WHAT IS EXPECTED
State only the number of lines that include "выше".

DATA FOR THE TASK
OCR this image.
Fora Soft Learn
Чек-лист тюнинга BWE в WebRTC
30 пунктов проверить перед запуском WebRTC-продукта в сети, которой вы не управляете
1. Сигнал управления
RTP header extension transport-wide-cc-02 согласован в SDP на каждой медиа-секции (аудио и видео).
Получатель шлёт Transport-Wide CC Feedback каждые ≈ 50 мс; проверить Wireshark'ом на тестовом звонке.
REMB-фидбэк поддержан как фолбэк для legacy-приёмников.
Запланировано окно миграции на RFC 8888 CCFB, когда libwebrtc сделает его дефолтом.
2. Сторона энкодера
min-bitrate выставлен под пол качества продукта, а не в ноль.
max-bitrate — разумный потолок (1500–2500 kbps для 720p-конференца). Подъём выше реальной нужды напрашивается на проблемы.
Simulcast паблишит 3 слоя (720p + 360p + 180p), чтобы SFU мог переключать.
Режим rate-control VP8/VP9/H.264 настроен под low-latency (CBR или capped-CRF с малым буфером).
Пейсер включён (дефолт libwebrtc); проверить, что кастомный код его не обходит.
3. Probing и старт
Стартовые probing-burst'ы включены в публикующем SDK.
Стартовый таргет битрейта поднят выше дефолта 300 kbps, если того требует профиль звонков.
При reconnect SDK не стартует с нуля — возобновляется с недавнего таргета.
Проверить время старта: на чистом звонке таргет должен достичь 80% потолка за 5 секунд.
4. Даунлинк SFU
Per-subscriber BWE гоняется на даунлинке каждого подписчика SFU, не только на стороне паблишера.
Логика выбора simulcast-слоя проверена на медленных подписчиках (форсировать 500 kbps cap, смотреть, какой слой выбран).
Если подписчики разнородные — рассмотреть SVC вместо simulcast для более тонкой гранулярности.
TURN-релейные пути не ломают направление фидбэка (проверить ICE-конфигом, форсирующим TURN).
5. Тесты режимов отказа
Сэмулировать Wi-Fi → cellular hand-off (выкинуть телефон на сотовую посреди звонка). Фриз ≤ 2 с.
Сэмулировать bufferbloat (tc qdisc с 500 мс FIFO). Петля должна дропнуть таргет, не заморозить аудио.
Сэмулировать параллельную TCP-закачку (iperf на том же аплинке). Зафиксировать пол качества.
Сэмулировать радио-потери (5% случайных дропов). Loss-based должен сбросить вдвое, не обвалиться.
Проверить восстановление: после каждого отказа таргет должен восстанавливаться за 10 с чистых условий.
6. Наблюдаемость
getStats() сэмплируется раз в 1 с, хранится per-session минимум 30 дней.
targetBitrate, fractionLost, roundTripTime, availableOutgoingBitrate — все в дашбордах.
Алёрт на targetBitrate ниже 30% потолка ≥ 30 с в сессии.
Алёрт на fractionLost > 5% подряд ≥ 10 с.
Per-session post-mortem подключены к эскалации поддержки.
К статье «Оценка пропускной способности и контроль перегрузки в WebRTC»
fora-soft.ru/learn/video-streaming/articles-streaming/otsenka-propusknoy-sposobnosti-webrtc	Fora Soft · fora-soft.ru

==

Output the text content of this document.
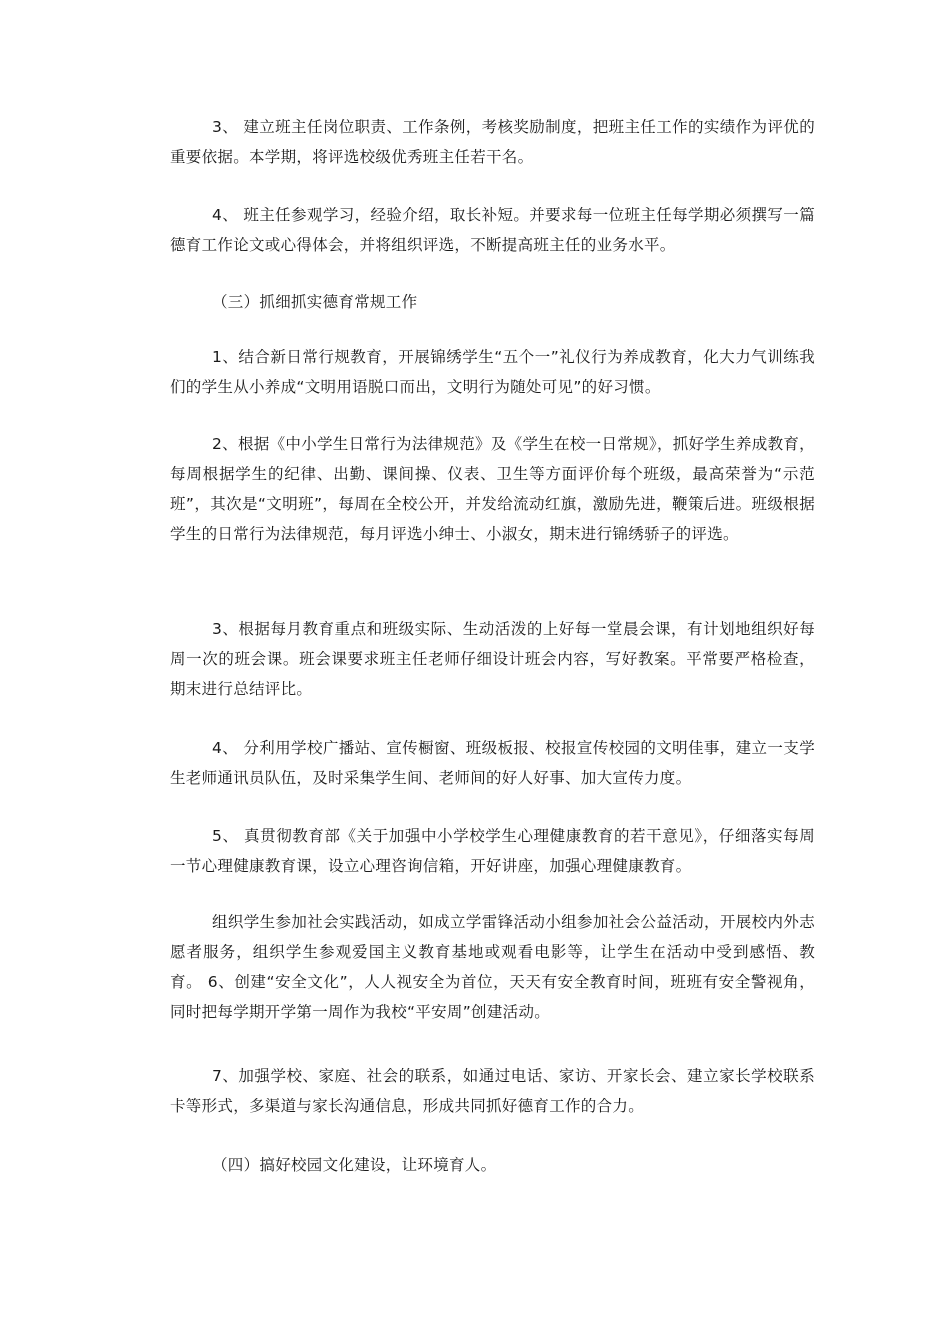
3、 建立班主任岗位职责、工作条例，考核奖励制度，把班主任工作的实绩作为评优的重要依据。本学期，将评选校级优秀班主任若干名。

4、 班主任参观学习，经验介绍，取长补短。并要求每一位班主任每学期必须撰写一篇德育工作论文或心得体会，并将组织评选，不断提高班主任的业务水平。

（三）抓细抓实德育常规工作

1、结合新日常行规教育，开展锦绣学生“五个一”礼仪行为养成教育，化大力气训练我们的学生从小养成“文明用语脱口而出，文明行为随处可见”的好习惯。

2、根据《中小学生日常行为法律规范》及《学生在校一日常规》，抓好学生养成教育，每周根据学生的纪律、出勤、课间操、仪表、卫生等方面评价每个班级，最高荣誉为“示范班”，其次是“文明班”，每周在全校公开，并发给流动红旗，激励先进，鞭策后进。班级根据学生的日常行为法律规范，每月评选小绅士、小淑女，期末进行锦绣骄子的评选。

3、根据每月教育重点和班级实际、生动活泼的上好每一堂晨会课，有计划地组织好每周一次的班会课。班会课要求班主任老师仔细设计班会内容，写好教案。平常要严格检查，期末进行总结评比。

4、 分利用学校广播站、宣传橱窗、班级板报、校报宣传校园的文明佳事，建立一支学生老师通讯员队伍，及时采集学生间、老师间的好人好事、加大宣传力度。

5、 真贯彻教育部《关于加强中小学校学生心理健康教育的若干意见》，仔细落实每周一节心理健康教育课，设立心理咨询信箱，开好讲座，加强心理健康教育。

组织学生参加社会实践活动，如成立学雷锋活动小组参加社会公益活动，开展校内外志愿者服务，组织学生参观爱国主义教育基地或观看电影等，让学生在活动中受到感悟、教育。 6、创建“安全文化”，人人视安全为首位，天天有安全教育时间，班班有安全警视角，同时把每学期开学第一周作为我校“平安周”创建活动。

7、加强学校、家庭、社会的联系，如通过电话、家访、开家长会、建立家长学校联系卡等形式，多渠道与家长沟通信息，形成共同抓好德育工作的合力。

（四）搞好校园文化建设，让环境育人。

---

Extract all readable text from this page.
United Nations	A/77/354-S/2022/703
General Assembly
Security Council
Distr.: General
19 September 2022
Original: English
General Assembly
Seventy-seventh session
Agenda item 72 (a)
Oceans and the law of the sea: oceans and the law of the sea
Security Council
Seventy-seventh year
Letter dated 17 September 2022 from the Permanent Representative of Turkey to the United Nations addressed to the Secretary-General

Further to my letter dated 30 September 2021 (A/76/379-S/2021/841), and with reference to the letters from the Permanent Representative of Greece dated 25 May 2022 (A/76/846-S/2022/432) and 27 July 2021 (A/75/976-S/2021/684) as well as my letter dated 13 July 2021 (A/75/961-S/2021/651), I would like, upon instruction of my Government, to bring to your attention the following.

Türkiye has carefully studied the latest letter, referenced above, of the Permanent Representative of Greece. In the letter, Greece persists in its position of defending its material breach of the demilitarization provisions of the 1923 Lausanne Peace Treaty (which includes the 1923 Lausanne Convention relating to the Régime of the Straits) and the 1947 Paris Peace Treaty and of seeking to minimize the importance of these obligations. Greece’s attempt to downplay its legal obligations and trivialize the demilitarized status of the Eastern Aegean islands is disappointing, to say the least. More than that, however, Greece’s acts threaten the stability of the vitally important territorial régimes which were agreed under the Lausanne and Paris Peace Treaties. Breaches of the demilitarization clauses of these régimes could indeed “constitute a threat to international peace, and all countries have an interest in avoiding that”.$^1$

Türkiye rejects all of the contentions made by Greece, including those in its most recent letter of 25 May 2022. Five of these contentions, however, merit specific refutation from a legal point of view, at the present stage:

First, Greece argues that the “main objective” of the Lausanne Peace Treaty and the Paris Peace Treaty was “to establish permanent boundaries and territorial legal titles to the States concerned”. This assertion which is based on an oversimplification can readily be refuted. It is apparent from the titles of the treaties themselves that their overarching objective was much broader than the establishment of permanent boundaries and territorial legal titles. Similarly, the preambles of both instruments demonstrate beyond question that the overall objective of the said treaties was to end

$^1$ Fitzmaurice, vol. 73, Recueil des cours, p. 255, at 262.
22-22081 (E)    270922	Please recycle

RIGHT ANSWER
2